■ **Challenge**
From the mailing-list reply about the mem cgroup bug below, write out the text between "You would need" and "if (!current->in_user_fault)", inclusive.

■ **Selected passage**
------------------------------------------------------------

Re: Possible mem cgroup bug in kernels between 4.18.0 and 5.3-rc1.
From: Michal Hocko
Date: Mon Aug 05 2019 - 10:26:27 EST
On Mon 05-08-19 23:00:12, Tetsuo Handa wrote:
> On 2019/08/05 20:44, Michal Hocko wrote:
> >> Allowing forced charge due to being unable to invoke memcg OOM killer
> >> will lead to global OOM situation, and just returning -ENOMEM will not
> >> solve memcg OOM situation.
> >
> > Returning -ENOMEM would effectivelly lead to triggering the oom killer
> > from the page fault bail out path. So effectively get us back to before
> > 29ef680ae7c21110. But it is true that this is riskier from the
> > observability POV when a) the OOM path wouldn't point to the culprit and
> > b) it would leak ENOMEM from g-u-p path.
> >
>
> Excuse me? But according to my experiment, below code showed flood of
> "Returning -ENOMEM" message instead of invoking the OOM killer.
> I didn't find it gets us back to before 29ef680ae7c21110...
You would need to declare OOM_ASYNC to return ENOMEM properly from the
charge (which is effectivelly a revert of 29ef680ae7c21110 for NOFS
allocations). Something like the following
diff --git a/mm/memcontrol.c b/mm/memcontrol.c
index ba9138a4a1de..cc34ff0932ce 100644
--- a/mm/memcontrol.c
+++ b/mm/memcontrol.c
@@ -1797,7 +1797,7 @@ static enum oom_status mem_cgroup_oom(struct mem_cgroup *memcg, gfp_t mask, int
* Please note that mem_cgroup_out_of_memory might fail to find a
* victim and then we have to bail out from the charge path.
*/
- if (memcg->oom_kill_disable) {
+ if (memcg->oom_kill_disable || !(mask & __GFP_FS)) {
if (!current->in_user_fault)
return OOM_SKIPPED;
css_get(&memcg->css);
I am quite surprised that your patch didn't trigger the global OOM
though. It might mean that ENOMEM doesn't propagate all the way down to
the #PF handler for this path for some reason.
Anyway what I meant to say is that returning ENOMEM has the
observable issues as well.
--
Michal Hocko
SUSE Labs

------------------------------------------------------------

■ **Raw data**
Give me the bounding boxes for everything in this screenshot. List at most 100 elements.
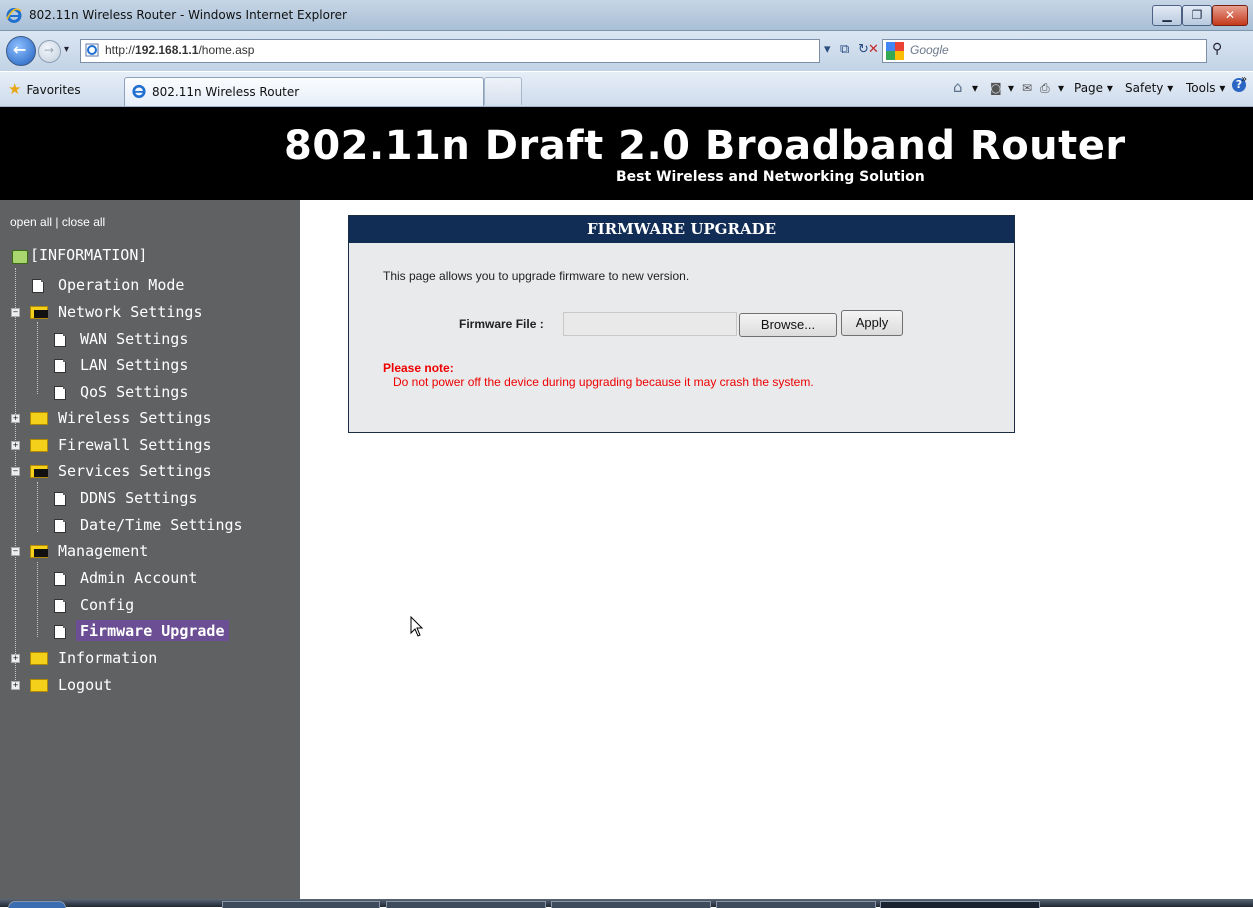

------------------------------------------------------------

■ **The solution**
You would need to declare OOM_ASYNC to return ENOMEM properly from the
charge (which is effectivelly a revert of 29ef680ae7c21110 for NOFS
allocations). Something like the following
diff --git a/mm/memcontrol.c b/mm/memcontrol.c
index ba9138a4a1de..cc34ff0932ce 100644
--- a/mm/memcontrol.c
+++ b/mm/memcontrol.c
@@ -1797,7 +1797,7 @@ static enum oom_status mem_cgroup_oom(struct mem_cgroup *memcg, gfp_t mask, int
* Please note that mem_cgroup_out_of_memory might fail to find a
* victim and then we have to bail out from the charge path.
*/
- if (memcg->oom_kill_disable) {
+ if (memcg->oom_kill_disable || !(mask & __GFP_FS)) {
if (!current->in_user_fault)